## Problem description
Search the data for the word "PING" and copy every line that contains it.

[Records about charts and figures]
— start —

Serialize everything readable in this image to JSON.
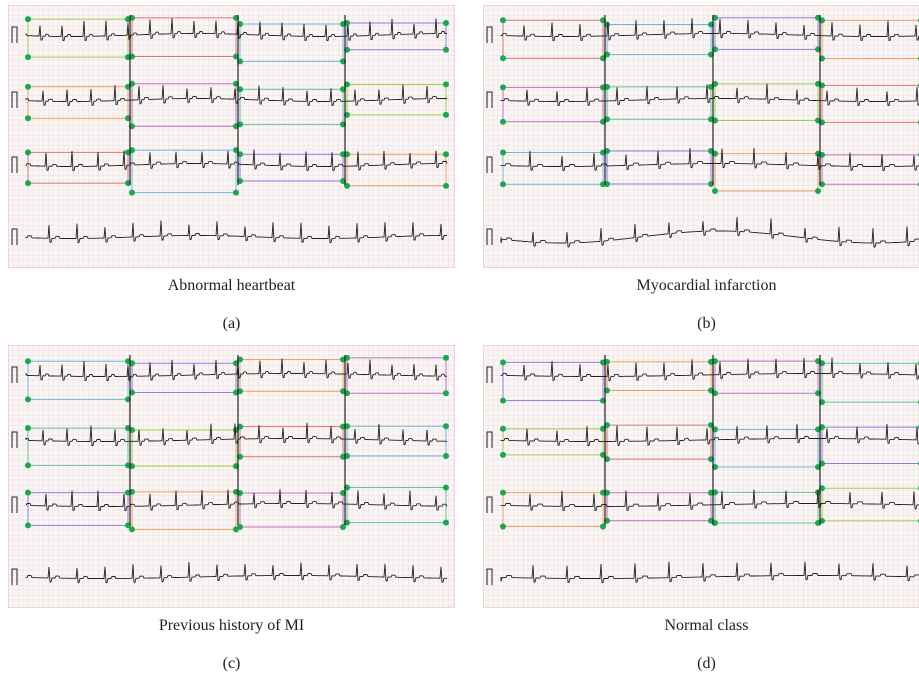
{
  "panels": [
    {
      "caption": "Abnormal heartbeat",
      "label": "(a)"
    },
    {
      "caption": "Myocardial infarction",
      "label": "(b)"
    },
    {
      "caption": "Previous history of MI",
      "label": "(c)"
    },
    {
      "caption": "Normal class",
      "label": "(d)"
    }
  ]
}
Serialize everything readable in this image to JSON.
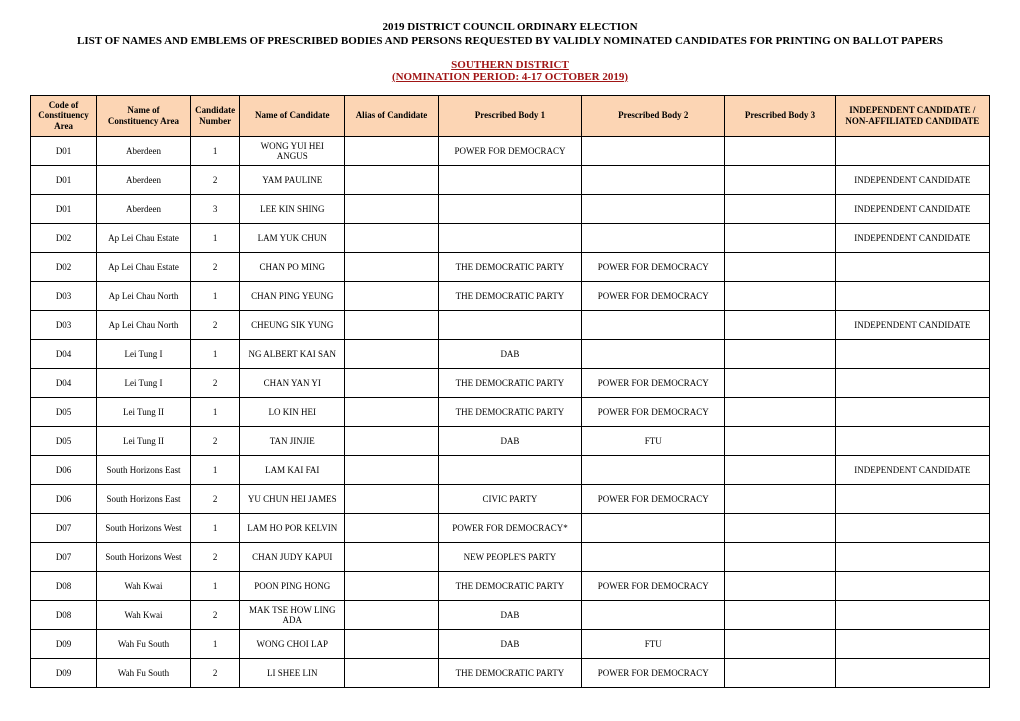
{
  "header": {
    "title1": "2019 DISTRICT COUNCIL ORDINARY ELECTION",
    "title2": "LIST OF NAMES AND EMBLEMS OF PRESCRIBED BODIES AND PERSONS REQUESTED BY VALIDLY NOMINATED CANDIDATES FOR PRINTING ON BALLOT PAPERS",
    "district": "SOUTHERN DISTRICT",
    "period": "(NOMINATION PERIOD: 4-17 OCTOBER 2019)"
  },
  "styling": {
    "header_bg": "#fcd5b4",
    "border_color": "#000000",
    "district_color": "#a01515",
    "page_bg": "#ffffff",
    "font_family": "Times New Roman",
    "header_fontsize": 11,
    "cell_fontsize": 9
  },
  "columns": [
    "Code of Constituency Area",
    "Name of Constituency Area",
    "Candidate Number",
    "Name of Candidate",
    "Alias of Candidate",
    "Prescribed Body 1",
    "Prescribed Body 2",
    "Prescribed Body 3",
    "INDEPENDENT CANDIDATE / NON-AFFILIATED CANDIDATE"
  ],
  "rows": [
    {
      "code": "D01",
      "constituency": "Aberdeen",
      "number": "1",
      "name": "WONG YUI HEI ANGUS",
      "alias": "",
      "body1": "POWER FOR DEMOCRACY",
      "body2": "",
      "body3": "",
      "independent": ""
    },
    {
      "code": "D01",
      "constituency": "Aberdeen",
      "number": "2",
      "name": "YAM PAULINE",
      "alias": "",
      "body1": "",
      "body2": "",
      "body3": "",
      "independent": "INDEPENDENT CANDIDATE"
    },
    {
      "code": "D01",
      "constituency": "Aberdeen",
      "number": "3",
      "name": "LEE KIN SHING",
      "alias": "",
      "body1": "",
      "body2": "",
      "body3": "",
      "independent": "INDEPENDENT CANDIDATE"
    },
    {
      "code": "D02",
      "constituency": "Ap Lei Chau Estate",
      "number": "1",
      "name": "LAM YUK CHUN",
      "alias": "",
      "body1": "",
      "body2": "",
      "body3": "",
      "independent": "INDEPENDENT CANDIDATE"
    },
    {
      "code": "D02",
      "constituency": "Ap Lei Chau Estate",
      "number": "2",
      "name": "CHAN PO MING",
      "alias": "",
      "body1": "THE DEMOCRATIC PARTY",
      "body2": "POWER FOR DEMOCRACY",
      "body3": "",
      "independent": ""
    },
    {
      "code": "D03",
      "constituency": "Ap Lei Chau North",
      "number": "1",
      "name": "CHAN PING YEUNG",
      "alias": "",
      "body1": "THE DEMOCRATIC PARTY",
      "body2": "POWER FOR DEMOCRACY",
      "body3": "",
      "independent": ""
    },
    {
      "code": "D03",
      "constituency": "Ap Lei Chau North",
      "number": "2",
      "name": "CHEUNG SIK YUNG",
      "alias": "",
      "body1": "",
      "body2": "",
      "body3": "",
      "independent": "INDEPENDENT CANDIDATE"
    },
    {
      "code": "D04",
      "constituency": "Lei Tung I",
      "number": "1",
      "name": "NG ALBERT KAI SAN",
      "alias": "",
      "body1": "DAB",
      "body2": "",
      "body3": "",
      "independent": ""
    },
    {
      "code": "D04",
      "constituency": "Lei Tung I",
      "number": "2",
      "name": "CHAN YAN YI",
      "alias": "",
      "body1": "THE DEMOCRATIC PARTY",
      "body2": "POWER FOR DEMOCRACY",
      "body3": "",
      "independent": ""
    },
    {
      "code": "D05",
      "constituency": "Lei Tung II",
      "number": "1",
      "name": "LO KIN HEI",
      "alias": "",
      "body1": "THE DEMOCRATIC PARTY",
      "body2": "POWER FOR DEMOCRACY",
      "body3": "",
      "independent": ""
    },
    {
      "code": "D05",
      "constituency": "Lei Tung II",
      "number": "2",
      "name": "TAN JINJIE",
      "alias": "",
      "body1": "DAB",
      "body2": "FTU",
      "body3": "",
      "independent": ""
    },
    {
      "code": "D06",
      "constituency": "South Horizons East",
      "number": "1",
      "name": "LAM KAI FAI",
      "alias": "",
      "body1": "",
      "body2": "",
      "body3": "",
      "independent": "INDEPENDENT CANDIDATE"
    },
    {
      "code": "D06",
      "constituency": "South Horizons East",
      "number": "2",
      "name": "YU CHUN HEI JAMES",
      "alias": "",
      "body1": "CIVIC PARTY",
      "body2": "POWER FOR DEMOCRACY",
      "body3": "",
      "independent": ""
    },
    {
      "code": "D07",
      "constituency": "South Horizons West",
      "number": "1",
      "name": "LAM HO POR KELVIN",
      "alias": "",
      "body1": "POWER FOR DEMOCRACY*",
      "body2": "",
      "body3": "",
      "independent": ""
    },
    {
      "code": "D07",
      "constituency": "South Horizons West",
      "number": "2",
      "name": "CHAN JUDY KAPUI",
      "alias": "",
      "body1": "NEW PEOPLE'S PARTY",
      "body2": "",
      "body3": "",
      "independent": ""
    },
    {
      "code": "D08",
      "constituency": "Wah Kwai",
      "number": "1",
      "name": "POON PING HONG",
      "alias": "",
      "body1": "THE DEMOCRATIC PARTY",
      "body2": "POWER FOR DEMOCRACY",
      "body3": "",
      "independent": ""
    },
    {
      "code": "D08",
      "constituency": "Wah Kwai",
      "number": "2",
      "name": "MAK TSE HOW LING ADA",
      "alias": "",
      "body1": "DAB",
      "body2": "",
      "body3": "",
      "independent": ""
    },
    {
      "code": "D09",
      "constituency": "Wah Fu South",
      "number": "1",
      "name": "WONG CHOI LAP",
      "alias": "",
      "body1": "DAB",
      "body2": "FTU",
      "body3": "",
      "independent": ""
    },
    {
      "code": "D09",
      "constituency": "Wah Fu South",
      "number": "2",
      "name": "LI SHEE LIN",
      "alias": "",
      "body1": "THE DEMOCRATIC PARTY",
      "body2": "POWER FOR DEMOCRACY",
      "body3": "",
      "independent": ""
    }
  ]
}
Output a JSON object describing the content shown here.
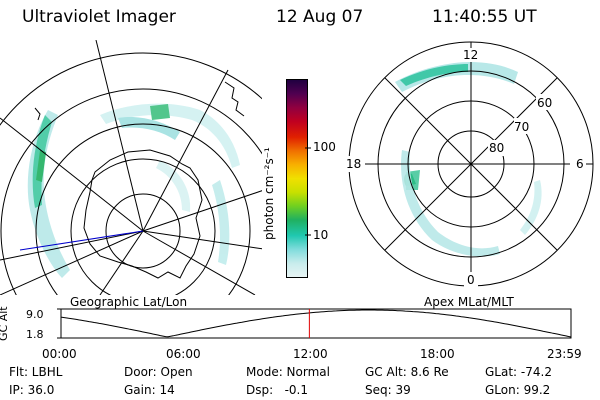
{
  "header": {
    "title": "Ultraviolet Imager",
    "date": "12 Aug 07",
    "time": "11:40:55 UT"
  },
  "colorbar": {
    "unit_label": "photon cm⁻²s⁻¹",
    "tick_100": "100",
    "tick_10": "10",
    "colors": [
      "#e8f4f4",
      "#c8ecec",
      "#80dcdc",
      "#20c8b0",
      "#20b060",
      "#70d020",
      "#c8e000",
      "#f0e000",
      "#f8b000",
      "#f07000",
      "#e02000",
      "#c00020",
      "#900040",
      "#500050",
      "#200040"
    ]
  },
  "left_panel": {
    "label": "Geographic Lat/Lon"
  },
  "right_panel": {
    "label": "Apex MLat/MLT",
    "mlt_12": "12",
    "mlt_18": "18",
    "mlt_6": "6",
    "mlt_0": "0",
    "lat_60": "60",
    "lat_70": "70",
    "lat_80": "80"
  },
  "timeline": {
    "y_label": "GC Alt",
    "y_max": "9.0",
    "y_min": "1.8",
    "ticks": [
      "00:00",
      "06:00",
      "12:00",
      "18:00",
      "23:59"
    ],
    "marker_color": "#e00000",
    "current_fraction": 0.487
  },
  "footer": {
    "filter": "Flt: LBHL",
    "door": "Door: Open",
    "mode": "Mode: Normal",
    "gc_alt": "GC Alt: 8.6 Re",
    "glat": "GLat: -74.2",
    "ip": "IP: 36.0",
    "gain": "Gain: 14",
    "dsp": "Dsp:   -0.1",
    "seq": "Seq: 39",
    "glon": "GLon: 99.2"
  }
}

— end —

## Answer to this problem
      "name": "CHAN PING YEUNG",
      "name": "POON PING HONG",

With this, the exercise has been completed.